■ Task prompt: Provide an exact copy of the data, excluding the images.

* begin Recorded information *

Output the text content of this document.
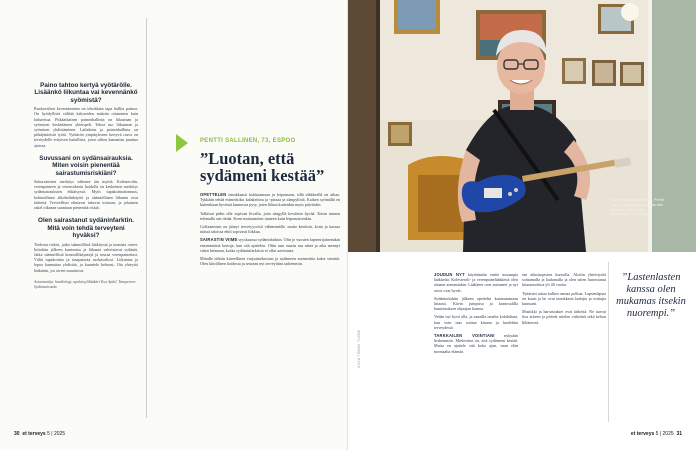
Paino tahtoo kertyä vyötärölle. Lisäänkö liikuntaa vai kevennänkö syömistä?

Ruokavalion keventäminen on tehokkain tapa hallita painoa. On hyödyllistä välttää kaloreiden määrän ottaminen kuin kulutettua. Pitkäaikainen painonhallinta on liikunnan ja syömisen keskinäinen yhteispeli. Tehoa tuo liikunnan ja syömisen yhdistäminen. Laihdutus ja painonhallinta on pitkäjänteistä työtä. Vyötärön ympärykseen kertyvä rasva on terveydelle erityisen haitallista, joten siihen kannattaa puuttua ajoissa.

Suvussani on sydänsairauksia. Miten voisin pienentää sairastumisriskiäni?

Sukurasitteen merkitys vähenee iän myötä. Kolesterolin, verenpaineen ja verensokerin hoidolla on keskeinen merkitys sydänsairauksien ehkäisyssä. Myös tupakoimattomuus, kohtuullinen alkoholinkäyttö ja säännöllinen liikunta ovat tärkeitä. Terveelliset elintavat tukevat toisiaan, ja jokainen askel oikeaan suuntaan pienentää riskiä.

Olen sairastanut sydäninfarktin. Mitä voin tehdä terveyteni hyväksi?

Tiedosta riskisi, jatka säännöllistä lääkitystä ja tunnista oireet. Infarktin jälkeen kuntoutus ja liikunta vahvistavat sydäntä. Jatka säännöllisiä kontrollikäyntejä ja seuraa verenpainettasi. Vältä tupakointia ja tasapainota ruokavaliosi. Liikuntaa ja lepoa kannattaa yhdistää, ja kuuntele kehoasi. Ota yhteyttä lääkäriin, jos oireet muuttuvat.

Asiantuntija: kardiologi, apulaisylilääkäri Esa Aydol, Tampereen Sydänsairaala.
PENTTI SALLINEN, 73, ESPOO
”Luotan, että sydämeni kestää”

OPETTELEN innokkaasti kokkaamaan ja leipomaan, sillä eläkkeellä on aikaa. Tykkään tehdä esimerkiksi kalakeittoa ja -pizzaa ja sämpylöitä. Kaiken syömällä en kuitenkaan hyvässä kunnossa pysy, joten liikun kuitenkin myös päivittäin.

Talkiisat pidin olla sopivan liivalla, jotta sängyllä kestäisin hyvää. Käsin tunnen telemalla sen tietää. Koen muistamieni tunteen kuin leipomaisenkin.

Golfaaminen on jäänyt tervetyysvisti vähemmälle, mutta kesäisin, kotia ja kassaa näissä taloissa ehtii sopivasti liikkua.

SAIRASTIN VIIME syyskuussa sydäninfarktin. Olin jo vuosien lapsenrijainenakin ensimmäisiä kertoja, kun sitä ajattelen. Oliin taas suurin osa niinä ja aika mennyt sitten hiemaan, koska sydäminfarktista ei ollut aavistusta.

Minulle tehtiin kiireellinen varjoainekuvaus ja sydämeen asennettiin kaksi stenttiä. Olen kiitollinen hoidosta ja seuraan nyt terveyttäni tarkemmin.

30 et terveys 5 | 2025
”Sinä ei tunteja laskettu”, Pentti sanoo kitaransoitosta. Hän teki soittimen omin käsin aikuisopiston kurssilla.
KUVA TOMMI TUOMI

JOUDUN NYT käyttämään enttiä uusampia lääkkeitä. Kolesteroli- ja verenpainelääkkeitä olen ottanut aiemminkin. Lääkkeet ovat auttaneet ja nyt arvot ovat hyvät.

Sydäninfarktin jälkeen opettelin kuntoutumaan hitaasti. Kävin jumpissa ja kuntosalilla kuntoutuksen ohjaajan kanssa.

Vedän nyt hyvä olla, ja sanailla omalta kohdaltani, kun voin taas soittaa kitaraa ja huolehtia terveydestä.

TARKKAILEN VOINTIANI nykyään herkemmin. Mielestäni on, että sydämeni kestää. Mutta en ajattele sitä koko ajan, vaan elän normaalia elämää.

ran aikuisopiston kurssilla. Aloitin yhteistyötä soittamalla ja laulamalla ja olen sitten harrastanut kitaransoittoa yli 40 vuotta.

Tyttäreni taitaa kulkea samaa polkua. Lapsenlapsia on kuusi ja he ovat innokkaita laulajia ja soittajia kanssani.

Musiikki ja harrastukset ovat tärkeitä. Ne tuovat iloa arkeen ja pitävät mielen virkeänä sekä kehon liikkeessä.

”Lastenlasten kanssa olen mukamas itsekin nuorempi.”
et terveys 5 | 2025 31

* end Recorded information *

■ Task result:
Output the text content of this document.
Paino tahtoo kertyä vyötärölle. Lisäänkö liikuntaa vai kevennänkö syömistä?

Ruokavalion keventäminen on tehokkain tapa hallita painoa. On hyödyllistä välttää kaloreiden määrän ottaminen kuin kulutettua. Pitkäaikainen painonhallinta on liikunnan ja syömisen keskinäinen yhteispeli. Tehoa tuo liikunnan ja syömisen yhdistäminen. Laihdutus ja painonhallinta on pitkäjänteistä työtä. Vyötärön ympärykseen kertyvä rasva on terveydelle erityisen haitallista, joten siihen kannattaa puuttua ajoissa.

Suvussani on sydänsairauksia. Miten voisin pienentää sairastumisriskiäni?

Sukurasitteen merkitys vähenee iän myötä. Kolesterolin, verenpaineen ja verensokerin hoidolla on keskeinen merkitys sydänsairauksien ehkäisyssä. Myös tupakoimattomuus, kohtuullinen alkoholinkäyttö ja säännöllinen liikunta ovat tärkeitä. Terveelliset elintavat tukevat toisiaan, ja jokainen askel oikeaan suuntaan pienentää riskiä.

Olen sairastanut sydäninfarktin. Mitä voin tehdä terveyteni hyväksi?

Tiedosta riskisi, jatka säännöllistä lääkitystä ja tunnista oireet. Infarktin jälkeen kuntoutus ja liikunta vahvistavat sydäntä. Jatka säännöllisiä kontrollikäyntejä ja seuraa verenpainettasi. Vältä tupakointia ja tasapainota ruokavaliosi. Liikuntaa ja lepoa kannattaa yhdistää, ja kuuntele kehoasi. Ota yhteyttä lääkäriin, jos oireet muuttuvat.

Asiantuntija: kardiologi, apulaisylilääkäri Esa Aydol, Tampereen Sydänsairaala.
PENTTI SALLINEN, 73, ESPOO
”Luotan, että sydämeni kestää”

OPETTELEN innokkaasti kokkaamaan ja leipomaan, sillä eläkkeellä on aikaa. Tykkään tehdä esimerkiksi kalakeittoa ja -pizzaa ja sämpylöitä. Kaiken syömällä en kuitenkaan hyvässä kunnossa pysy, joten liikun kuitenkin myös päivittäin.

Talkiisat pidin olla sopivan liivalla, jotta sängyllä kestäisin hyvää. Käsin tunnen telemalla sen tietää. Koen muistamieni tunteen kuin leipomaisenkin.

Golfaaminen on jäänyt tervetyysvisti vähemmälle, mutta kesäisin, kotia ja kassaa näissä taloissa ehtii sopivasti liikkua.

SAIRASTIN VIIME syyskuussa sydäninfarktin. Olin jo vuosien lapsenrijainenakin ensimmäisiä kertoja, kun sitä ajattelen. Oliin taas suurin osa niinä ja aika mennyt sitten hiemaan, koska sydäminfarktista ei ollut aavistusta.

Minulle tehtiin kiireellinen varjoainekuvaus ja sydämeen asennettiin kaksi stenttiä. Olen kiitollinen hoidosta ja seuraan nyt terveyttäni tarkemmin.

30 et terveys 5 | 2025
”Sinä ei tunteja laskettu”, Pentti sanoo kitaransoitosta. Hän teki soittimen omin käsin aikuisopiston kurssilla.
KUVA TOMMI TUOMI

JOUDUN NYT käyttämään enttiä uusampia lääkkeitä. Kolesteroli- ja verenpainelääkkeitä olen ottanut aiemminkin. Lääkkeet ovat auttaneet ja nyt arvot ovat hyvät.

Sydäninfarktin jälkeen opettelin kuntoutumaan hitaasti. Kävin jumpissa ja kuntosalilla kuntoutuksen ohjaajan kanssa.

Vedän nyt hyvä olla, ja sanailla omalta kohdaltani, kun voin taas soittaa kitaraa ja huolehtia terveydestä.

TARKKAILEN VOINTIANI nykyään herkemmin. Mielestäni on, että sydämeni kestää. Mutta en ajattele sitä koko ajan, vaan elän normaalia elämää.

ran aikuisopiston kurssilla. Aloitin yhteistyötä soittamalla ja laulamalla ja olen sitten harrastanut kitaransoittoa yli 40 vuotta.

Tyttäreni taitaa kulkea samaa polkua. Lapsenlapsia on kuusi ja he ovat innokkaita laulajia ja soittajia kanssani.

Musiikki ja harrastukset ovat tärkeitä. Ne tuovat iloa arkeen ja pitävät mielen virkeänä sekä kehon liikkeessä.

”Lastenlasten kanssa olen mukamas itsekin nuorempi.”
et terveys 5 | 2025 31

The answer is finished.